▶ **Request A**
Can you arrange the entries, from the start of the entries through the line that contains "semester-marker-I (31, 570, 40, 573)", as a JSON list of strings, with one string per line and blank lines left out?

▶ **Reading text**

_ _ _ _ _ _ _

The extraordinary success of Extinction Rebellion

A previously unknown climate change movement made everyone sit up and take notice

26th April 2019

It’s Tuesday afternoon, the sun hangs low in the sky above central London and the air is something like electric.

“Remember why you were put on this Earth,” screams a young boy of maybe eight years old, into the face of a police officer who is explaining — in an impressively calm manner, all things considered — to a woman sat on the floor that if she doesn’t get up, and move on, she’ll be arrested.

The woman, entirely unperturbed, looks around to the hundreds of other men, women and children on the bridge with her. There’s singing and chanting, flag-waving and placard-wielding. Sprawled out on the length of the bridge behind her, as well as the people, there’s a skate ramp, food tent, a stage and a makeshift children’s creche.

The woman on the floor smiles up at the officer looming over her, and he tries again.

“You’ve got to move on now, or I’m going to arrest you.”

A few moments later, the woman is scooped up from the floor by three officers. She allows her body to go limp as they carry her away, while the crowd breaks into a sing-songy chant.

“We love you, we love you, we love you.”

Another officer approaches another protester, this time a young man who is sat a few feet away from the spot the woman was carted away from moments before. The process repeats.  

We’re on Waterloo Bridge — typically one of the busiest thoroughfares in Londo — which for the last couple of days and the week or so which will follow, has hosted part of the biggest display of civil disobedience in modern British history. By now you’re no doubt aware of the protests and the organisation behind them, Extinction Rebellion (XR), as they’ve had wall-to-wall coverage in Britain’s media and caused quite a stir around the world too. They’re a group that, this time last year, didn’t exist, and this time last week, most people had never heard of.

_ _ _ _ _ _ _

▶ **Dataset excerpts**

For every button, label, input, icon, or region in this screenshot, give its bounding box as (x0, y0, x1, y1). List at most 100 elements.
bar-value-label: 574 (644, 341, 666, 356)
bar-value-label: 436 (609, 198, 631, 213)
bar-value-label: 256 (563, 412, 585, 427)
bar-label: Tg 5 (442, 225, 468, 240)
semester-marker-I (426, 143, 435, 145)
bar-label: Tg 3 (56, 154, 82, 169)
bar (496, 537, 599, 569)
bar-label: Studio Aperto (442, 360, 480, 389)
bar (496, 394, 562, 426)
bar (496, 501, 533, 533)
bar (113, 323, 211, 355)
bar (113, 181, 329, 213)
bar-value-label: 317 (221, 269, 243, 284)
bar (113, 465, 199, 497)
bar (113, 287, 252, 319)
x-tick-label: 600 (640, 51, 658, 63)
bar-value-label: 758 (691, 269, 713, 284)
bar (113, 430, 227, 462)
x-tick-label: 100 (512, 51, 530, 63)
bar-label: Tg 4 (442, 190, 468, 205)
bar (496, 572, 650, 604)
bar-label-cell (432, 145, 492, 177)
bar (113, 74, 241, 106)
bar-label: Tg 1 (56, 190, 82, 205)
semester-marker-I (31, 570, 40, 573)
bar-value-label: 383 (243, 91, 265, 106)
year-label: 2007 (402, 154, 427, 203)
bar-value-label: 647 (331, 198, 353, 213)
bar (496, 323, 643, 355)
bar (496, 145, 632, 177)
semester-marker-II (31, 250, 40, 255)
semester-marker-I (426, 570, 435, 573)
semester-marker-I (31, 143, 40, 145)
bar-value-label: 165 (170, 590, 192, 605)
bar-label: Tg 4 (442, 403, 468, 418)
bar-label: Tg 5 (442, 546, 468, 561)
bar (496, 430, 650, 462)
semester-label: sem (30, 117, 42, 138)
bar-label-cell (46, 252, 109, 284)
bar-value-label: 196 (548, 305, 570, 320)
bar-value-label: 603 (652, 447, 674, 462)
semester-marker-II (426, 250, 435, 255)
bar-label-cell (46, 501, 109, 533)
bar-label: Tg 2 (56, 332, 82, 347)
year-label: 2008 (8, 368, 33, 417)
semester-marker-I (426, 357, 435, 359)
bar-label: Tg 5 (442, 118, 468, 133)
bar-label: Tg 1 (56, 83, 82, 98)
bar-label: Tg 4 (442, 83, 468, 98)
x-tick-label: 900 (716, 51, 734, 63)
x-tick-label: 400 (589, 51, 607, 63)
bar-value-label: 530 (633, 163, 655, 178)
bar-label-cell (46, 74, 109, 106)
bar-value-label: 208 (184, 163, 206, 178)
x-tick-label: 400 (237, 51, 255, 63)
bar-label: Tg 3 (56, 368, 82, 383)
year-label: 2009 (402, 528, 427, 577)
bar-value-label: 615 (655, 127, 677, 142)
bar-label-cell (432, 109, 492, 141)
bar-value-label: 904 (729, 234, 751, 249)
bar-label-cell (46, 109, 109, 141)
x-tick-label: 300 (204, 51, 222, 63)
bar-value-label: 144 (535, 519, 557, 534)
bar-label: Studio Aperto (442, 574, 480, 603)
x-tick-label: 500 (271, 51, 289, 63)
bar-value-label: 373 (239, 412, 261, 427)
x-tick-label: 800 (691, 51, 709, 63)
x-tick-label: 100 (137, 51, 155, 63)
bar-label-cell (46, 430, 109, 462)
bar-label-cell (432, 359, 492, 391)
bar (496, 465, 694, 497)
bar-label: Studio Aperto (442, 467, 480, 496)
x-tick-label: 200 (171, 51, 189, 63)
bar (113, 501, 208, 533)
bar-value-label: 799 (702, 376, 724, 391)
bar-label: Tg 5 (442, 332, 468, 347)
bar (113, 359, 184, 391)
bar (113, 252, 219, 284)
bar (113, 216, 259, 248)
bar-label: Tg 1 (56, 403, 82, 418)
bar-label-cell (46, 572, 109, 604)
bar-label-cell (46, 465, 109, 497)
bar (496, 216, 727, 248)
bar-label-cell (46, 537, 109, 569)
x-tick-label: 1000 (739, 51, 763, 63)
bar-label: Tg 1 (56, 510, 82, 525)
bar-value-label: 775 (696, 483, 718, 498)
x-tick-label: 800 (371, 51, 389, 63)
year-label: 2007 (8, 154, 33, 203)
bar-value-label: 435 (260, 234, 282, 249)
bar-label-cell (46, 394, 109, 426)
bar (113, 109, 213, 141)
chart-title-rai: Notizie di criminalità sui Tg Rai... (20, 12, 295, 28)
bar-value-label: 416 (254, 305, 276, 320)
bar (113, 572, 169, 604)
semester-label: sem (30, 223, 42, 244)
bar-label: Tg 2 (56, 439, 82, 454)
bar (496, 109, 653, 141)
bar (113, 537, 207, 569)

_ _ _ _ _ _ _

▶ **Request B**
Does each statement below agree with the Extinction Rebellion article? For each, answer yes or no and quote the words of the article that decide it.
(i) Three officers carry the woman on the floor away.
(ii) The boy who screams at the police officer is a teenager.
(iii) Extinction Rebellion already existed this time last year.

▶ **Worked answer A**
[
  "For every button, label, input, icon, or region in this screenshot, give its bounding box as (x0, y0, x1, y1). List at most 100 elements.",
  "bar-value-label: 574 (644, 341, 666, 356)",
  "bar-value-label: 436 (609, 198, 631, 213)",
  "bar-value-label: 256 (563, 412, 585, 427)",
  "bar-label: Tg 5 (442, 225, 468, 240)",
  "semester-marker-I (426, 143, 435, 145)",
  "bar-label: Tg 3 (56, 154, 82, 169)",
  "bar (496, 537, 599, 569)",
  "bar-label: Studio Aperto (442, 360, 480, 389)",
  "bar (496, 394, 562, 426)",
  "bar (496, 501, 533, 533)",
  "bar (113, 323, 211, 355)",
  "bar (113, 181, 329, 213)",
  "bar-value-label: 317 (221, 269, 243, 284)",
  "bar (113, 465, 199, 497)",
  "bar (113, 287, 252, 319)",
  "x-tick-label: 600 (640, 51, 658, 63)",
  "bar-value-label: 758 (691, 269, 713, 284)",
  "bar (113, 430, 227, 462)",
  "x-tick-label: 100 (512, 51, 530, 63)",
  "bar-label: Tg 4 (442, 190, 468, 205)",
  "bar (496, 572, 650, 604)",
  "bar-label-cell (432, 145, 492, 177)",
  "bar (113, 74, 241, 106)",
  "bar-label: Tg 1 (56, 190, 82, 205)",
  "semester-marker-I (31, 570, 40, 573)"
]

▶ **Worked answer B**
(i) Yes: "the woman is scooped up from the floor by three officers"
(ii) No: "a young boy of maybe eight years old"
(iii) No: "They’re a group that, this time last year, didn’t exist"